• Task instructions:
Set down all of the entries word for word, omitting the images they contain.

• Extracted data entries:
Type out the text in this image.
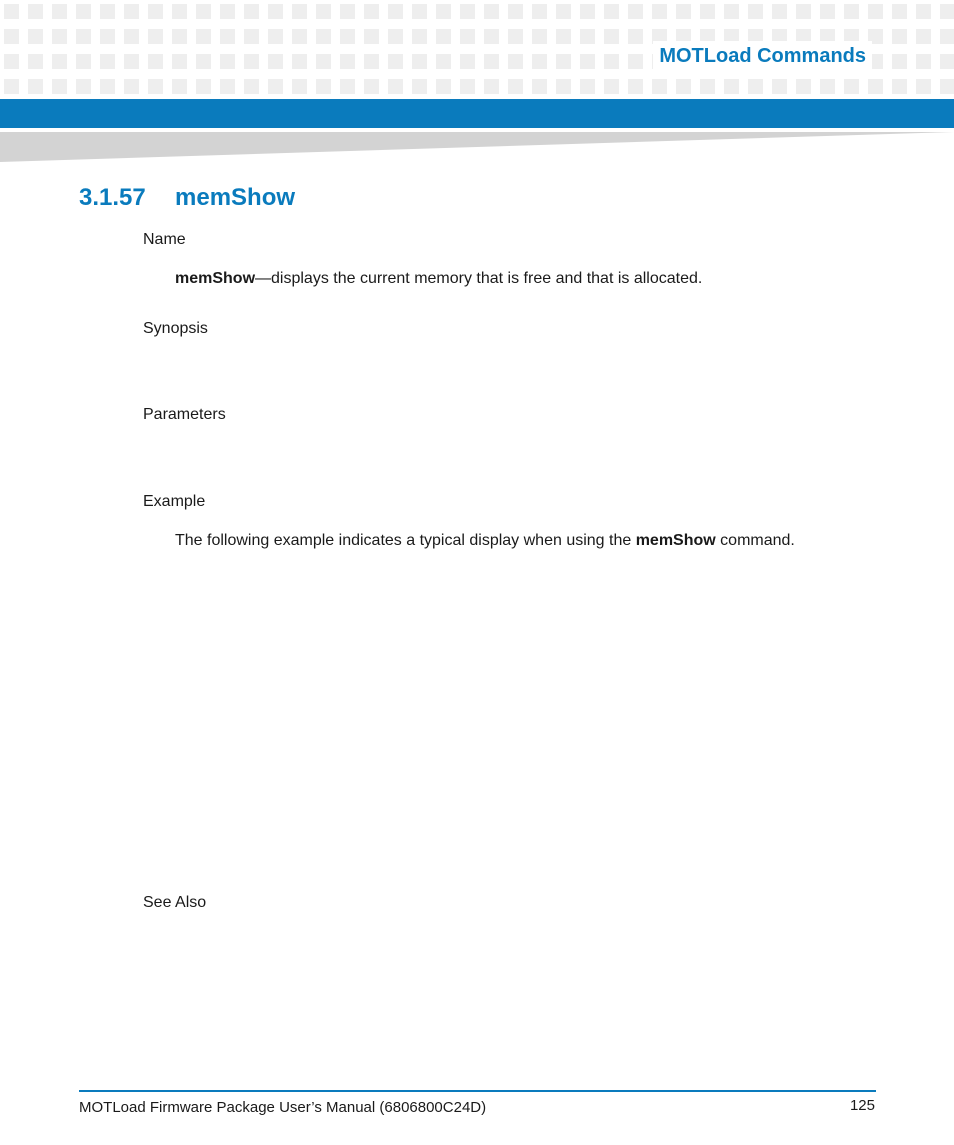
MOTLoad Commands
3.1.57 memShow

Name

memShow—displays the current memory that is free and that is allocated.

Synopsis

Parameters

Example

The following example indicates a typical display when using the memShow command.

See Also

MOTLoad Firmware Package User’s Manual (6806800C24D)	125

• Answer to the task:
Type out the text in this image.
MOTLoad Commands
3.1.57 memShow

Name

memShow—displays the current memory that is free and that is allocated.

Synopsis

Parameters

Example

The following example indicates a typical display when using the memShow command.

See Also

MOTLoad Firmware Package User’s Manual (6806800C24D)	125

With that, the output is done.